## [Given task]
Reproduce all of the data that follows, character for character.

## [Dataset extract]
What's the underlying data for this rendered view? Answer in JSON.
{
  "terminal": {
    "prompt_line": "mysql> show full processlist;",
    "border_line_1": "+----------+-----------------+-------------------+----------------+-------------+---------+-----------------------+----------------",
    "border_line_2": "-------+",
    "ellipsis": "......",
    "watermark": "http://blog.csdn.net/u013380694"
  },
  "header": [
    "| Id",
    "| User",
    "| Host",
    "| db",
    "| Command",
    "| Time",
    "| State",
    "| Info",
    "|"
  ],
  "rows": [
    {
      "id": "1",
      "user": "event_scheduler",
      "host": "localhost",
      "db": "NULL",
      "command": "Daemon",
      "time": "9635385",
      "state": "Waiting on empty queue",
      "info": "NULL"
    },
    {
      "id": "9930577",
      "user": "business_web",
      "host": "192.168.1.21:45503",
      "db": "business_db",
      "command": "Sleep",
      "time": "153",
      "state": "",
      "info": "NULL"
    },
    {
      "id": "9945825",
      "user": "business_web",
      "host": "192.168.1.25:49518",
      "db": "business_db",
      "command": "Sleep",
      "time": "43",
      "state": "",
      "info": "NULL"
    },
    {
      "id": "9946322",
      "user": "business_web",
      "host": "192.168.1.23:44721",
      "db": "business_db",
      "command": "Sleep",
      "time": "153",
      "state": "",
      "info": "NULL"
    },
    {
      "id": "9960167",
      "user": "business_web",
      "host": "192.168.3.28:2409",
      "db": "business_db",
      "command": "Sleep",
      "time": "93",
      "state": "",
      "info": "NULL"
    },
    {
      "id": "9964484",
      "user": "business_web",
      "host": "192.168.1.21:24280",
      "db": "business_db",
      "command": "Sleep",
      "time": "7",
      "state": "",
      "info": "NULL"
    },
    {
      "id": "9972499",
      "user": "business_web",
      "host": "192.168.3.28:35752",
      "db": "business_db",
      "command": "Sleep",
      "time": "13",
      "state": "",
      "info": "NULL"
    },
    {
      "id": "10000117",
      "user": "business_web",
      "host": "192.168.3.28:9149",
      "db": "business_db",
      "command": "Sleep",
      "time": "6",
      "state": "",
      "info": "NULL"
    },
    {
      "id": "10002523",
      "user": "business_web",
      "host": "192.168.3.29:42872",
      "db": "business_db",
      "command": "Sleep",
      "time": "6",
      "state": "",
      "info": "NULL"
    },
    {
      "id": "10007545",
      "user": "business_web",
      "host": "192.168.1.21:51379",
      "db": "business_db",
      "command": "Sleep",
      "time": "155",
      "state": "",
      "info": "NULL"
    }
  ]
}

## [The answer]
What's the underlying data for this rendered view? Answer in JSON.
{
  "terminal": {
    "prompt_line": "mysql> show full processlist;",
    "border_line_1": "+----------+-----------------+-------------------+----------------+-------------+---------+-----------------------+----------------",
    "border_line_2": "-------+",
    "ellipsis": "......",
    "watermark": "http://blog.csdn.net/u013380694"
  },
  "header": [
    "| Id",
    "| User",
    "| Host",
    "| db",
    "| Command",
    "| Time",
    "| State",
    "| Info",
    "|"
  ],
  "rows": [
    {
      "id": "1",
      "user": "event_scheduler",
      "host": "localhost",
      "db": "NULL",
      "command": "Daemon",
      "time": "9635385",
      "state": "Waiting on empty queue",
      "info": "NULL"
    },
    {
      "id": "9930577",
      "user": "business_web",
      "host": "192.168.1.21:45503",
      "db": "business_db",
      "command": "Sleep",
      "time": "153",
      "state": "",
      "info": "NULL"
    },
    {
      "id": "9945825",
      "user": "business_web",
      "host": "192.168.1.25:49518",
      "db": "business_db",
      "command": "Sleep",
      "time": "43",
      "state": "",
      "info": "NULL"
    },
    {
      "id": "9946322",
      "user": "business_web",
      "host": "192.168.1.23:44721",
      "db": "business_db",
      "command": "Sleep",
      "time": "153",
      "state": "",
      "info": "NULL"
    },
    {
      "id": "9960167",
      "user": "business_web",
      "host": "192.168.3.28:2409",
      "db": "business_db",
      "command": "Sleep",
      "time": "93",
      "state": "",
      "info": "NULL"
    },
    {
      "id": "9964484",
      "user": "business_web",
      "host": "192.168.1.21:24280",
      "db": "business_db",
      "command": "Sleep",
      "time": "7",
      "state": "",
      "info": "NULL"
    },
    {
      "id": "9972499",
      "user": "business_web",
      "host": "192.168.3.28:35752",
      "db": "business_db",
      "command": "Sleep",
      "time": "13",
      "state": "",
      "info": "NULL"
    },
    {
      "id": "10000117",
      "user": "business_web",
      "host": "192.168.3.28:9149",
      "db": "business_db",
      "command": "Sleep",
      "time": "6",
      "state": "",
      "info": "NULL"
    },
    {
      "id": "10002523",
      "user": "business_web",
      "host": "192.168.3.29:42872",
      "db": "business_db",
      "command": "Sleep",
      "time": "6",
      "state": "",
      "info": "NULL"
    },
    {
      "id": "10007545",
      "user": "business_web",
      "host": "192.168.1.21:51379",
      "db": "business_db",
      "command": "Sleep",
      "time": "155",
      "state": "",
      "info": "NULL"
    }
  ]
}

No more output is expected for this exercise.